Task to carry out: Identify the lines that contain the word "this" and copy each one.

+++ Data for the task

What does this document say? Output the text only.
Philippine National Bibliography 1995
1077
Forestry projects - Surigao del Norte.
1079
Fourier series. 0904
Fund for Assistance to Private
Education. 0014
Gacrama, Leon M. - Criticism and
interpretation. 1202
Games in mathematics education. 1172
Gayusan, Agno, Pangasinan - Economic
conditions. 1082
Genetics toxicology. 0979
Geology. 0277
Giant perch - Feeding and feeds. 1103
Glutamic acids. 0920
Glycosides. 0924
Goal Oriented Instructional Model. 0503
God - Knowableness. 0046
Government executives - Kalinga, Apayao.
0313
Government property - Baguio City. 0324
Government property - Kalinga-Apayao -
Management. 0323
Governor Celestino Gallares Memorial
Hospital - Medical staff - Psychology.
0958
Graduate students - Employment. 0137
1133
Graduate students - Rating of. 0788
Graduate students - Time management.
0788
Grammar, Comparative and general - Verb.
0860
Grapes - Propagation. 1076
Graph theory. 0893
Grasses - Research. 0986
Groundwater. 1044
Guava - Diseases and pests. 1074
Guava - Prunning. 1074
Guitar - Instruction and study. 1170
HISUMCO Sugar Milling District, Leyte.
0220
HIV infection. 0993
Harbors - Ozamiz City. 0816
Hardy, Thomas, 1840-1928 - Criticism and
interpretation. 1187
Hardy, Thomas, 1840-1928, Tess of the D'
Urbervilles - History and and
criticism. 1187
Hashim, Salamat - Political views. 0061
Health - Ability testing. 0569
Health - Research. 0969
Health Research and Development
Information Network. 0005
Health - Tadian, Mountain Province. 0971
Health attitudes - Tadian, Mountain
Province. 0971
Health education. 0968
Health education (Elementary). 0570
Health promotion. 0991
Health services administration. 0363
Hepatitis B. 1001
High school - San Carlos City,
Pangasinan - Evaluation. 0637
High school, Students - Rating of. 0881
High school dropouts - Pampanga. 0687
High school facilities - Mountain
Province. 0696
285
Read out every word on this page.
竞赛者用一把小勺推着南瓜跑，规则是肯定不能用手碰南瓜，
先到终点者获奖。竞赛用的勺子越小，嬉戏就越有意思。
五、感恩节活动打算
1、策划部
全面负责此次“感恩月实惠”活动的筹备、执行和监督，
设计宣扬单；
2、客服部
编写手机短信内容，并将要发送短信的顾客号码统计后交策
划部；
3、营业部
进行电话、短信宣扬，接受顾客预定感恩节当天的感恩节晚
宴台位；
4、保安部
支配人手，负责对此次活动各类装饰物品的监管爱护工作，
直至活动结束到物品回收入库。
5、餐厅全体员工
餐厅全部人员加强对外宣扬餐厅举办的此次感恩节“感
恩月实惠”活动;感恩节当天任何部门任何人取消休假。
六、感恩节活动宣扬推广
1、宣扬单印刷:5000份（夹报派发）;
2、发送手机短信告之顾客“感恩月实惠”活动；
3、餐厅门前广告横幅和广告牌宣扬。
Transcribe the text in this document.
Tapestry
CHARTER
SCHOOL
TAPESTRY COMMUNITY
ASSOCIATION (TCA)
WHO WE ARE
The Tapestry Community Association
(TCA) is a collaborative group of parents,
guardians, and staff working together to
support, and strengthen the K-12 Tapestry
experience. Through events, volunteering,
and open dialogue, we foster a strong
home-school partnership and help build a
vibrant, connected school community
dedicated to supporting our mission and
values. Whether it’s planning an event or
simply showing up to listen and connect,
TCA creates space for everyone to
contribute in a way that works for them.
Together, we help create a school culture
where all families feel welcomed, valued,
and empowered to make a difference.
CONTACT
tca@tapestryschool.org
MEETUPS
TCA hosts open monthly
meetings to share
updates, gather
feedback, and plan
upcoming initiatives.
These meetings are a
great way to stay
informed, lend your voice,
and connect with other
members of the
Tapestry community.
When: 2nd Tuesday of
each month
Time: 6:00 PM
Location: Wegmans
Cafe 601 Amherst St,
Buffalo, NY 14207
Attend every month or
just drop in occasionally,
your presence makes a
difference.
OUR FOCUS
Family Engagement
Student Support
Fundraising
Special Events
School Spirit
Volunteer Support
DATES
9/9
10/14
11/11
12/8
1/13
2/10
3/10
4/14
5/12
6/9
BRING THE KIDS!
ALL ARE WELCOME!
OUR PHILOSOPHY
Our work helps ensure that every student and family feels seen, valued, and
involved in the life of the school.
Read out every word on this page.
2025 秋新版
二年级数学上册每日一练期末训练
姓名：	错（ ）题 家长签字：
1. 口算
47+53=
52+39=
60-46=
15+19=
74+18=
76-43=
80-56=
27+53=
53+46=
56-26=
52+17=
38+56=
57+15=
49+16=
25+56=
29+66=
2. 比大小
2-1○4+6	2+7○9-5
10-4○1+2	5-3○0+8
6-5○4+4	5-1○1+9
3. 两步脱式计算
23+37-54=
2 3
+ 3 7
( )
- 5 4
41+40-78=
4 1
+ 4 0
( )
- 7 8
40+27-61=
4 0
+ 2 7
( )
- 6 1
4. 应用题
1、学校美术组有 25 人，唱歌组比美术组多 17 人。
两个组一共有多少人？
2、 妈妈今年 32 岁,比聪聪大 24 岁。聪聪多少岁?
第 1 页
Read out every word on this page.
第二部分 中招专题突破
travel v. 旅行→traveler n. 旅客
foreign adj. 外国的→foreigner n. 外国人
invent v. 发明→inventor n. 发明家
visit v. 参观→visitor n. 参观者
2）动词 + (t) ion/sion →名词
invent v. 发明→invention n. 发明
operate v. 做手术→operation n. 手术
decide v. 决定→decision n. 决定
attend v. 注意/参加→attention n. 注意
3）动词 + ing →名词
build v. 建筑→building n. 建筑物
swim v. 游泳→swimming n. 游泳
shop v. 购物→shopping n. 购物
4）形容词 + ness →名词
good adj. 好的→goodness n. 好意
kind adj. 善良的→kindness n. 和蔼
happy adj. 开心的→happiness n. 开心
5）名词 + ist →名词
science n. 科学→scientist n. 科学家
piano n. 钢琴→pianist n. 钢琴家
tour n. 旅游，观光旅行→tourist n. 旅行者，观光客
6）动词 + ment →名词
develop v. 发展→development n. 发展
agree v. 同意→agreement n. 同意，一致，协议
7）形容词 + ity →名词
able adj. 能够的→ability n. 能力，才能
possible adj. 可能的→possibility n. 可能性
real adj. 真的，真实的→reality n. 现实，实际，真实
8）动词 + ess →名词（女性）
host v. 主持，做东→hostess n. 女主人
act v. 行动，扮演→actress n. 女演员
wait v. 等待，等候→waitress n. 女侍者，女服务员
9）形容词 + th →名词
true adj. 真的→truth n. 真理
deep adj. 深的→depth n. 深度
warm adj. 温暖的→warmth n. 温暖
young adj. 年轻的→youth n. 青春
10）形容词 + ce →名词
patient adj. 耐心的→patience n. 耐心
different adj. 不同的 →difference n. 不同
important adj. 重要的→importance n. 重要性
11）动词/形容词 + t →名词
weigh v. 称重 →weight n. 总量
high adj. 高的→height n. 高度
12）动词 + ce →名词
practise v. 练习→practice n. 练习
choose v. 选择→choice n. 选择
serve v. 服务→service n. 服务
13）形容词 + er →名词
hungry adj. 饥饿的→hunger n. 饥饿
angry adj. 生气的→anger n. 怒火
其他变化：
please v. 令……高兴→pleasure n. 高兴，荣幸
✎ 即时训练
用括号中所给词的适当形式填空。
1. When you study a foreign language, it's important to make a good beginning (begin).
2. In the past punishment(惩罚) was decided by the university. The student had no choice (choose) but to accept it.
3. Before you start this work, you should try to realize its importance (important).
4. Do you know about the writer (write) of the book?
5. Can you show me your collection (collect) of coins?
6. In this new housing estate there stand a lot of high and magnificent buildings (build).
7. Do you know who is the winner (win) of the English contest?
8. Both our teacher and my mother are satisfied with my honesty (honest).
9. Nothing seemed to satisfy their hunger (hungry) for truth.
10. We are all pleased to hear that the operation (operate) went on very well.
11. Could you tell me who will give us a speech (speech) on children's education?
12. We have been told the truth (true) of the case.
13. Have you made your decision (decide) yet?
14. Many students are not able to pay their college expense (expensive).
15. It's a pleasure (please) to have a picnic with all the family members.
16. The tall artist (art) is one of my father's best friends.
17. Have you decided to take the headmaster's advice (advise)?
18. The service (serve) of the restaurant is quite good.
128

++++++

Answer in full:
What does this document say? Output the text only.
Read out every word on this page.
Transcribe the text in this document.
Read out every word on this page.
Read out every word on this page.
3. Before you start this work, you should try to realize its importance (important).
6. In this new housing estate there stand a lot of high and magnificent buildings (build).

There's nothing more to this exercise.